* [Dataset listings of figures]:
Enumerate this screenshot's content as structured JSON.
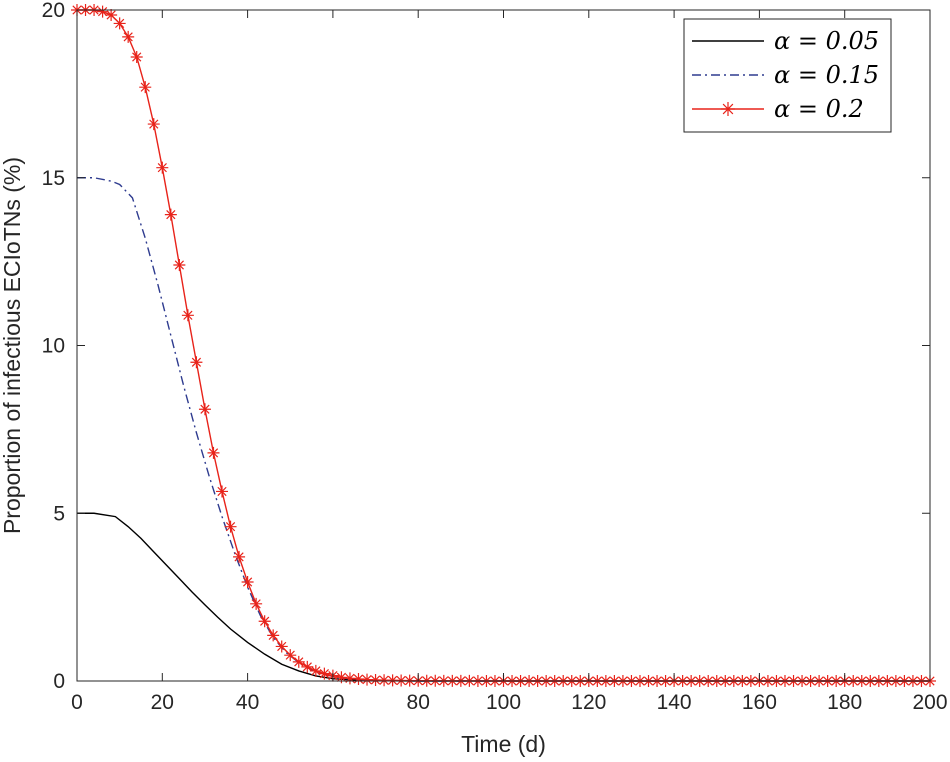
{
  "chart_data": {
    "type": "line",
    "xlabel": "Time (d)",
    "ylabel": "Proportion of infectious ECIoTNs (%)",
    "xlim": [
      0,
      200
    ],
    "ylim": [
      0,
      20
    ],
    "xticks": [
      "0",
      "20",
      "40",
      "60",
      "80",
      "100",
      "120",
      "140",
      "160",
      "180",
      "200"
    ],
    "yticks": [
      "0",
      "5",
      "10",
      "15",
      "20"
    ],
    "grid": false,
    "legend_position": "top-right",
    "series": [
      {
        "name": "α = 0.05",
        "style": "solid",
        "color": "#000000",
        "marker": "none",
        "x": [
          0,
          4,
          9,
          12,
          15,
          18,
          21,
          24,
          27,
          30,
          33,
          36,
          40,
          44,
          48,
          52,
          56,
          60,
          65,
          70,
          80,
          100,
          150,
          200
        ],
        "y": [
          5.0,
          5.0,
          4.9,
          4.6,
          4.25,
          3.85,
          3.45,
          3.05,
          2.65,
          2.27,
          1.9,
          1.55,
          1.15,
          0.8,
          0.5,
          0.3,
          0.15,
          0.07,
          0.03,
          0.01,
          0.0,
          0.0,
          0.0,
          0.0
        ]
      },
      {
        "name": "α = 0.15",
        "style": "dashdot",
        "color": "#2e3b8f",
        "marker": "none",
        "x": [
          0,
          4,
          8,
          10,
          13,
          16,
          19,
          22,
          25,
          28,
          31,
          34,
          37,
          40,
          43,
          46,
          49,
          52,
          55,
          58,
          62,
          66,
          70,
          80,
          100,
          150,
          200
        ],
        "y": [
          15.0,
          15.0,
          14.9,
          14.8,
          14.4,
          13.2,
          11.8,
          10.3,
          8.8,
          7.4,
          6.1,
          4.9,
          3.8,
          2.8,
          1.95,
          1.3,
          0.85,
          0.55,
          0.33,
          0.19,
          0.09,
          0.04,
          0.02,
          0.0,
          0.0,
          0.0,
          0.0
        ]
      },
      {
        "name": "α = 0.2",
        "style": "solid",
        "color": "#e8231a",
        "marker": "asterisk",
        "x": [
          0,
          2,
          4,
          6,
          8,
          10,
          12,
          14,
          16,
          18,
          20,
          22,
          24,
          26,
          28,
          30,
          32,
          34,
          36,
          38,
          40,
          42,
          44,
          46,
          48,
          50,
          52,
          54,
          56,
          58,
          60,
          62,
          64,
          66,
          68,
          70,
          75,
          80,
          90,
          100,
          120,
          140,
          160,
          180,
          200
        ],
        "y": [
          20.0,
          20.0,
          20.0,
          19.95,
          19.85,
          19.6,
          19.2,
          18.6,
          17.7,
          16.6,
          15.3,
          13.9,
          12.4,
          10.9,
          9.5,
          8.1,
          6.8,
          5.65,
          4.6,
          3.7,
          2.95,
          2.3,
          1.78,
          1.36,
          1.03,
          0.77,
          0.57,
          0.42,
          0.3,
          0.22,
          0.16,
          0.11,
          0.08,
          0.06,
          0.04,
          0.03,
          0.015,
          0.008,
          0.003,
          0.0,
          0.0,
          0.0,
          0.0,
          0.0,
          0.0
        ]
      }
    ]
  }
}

* [Exercise]:
Make an exact copy of every entry above, minus the images.

* [Solution for this exercise]:
Enumerate this screenshot's content as structured JSON.
{
  "chart_data": {
    "type": "line",
    "xlabel": "Time (d)",
    "ylabel": "Proportion of infectious ECIoTNs (%)",
    "xlim": [
      0,
      200
    ],
    "ylim": [
      0,
      20
    ],
    "xticks": [
      "0",
      "20",
      "40",
      "60",
      "80",
      "100",
      "120",
      "140",
      "160",
      "180",
      "200"
    ],
    "yticks": [
      "0",
      "5",
      "10",
      "15",
      "20"
    ],
    "grid": false,
    "legend_position": "top-right",
    "series": [
      {
        "name": "α = 0.05",
        "style": "solid",
        "color": "#000000",
        "marker": "none",
        "x": [
          0,
          4,
          9,
          12,
          15,
          18,
          21,
          24,
          27,
          30,
          33,
          36,
          40,
          44,
          48,
          52,
          56,
          60,
          65,
          70,
          80,
          100,
          150,
          200
        ],
        "y": [
          5.0,
          5.0,
          4.9,
          4.6,
          4.25,
          3.85,
          3.45,
          3.05,
          2.65,
          2.27,
          1.9,
          1.55,
          1.15,
          0.8,
          0.5,
          0.3,
          0.15,
          0.07,
          0.03,
          0.01,
          0.0,
          0.0,
          0.0,
          0.0
        ]
      },
      {
        "name": "α = 0.15",
        "style": "dashdot",
        "color": "#2e3b8f",
        "marker": "none",
        "x": [
          0,
          4,
          8,
          10,
          13,
          16,
          19,
          22,
          25,
          28,
          31,
          34,
          37,
          40,
          43,
          46,
          49,
          52,
          55,
          58,
          62,
          66,
          70,
          80,
          100,
          150,
          200
        ],
        "y": [
          15.0,
          15.0,
          14.9,
          14.8,
          14.4,
          13.2,
          11.8,
          10.3,
          8.8,
          7.4,
          6.1,
          4.9,
          3.8,
          2.8,
          1.95,
          1.3,
          0.85,
          0.55,
          0.33,
          0.19,
          0.09,
          0.04,
          0.02,
          0.0,
          0.0,
          0.0,
          0.0
        ]
      },
      {
        "name": "α = 0.2",
        "style": "solid",
        "color": "#e8231a",
        "marker": "asterisk",
        "x": [
          0,
          2,
          4,
          6,
          8,
          10,
          12,
          14,
          16,
          18,
          20,
          22,
          24,
          26,
          28,
          30,
          32,
          34,
          36,
          38,
          40,
          42,
          44,
          46,
          48,
          50,
          52,
          54,
          56,
          58,
          60,
          62,
          64,
          66,
          68,
          70,
          75,
          80,
          90,
          100,
          120,
          140,
          160,
          180,
          200
        ],
        "y": [
          20.0,
          20.0,
          20.0,
          19.95,
          19.85,
          19.6,
          19.2,
          18.6,
          17.7,
          16.6,
          15.3,
          13.9,
          12.4,
          10.9,
          9.5,
          8.1,
          6.8,
          5.65,
          4.6,
          3.7,
          2.95,
          2.3,
          1.78,
          1.36,
          1.03,
          0.77,
          0.57,
          0.42,
          0.3,
          0.22,
          0.16,
          0.11,
          0.08,
          0.06,
          0.04,
          0.03,
          0.015,
          0.008,
          0.003,
          0.0,
          0.0,
          0.0,
          0.0,
          0.0,
          0.0
        ]
      }
    ]
  }
}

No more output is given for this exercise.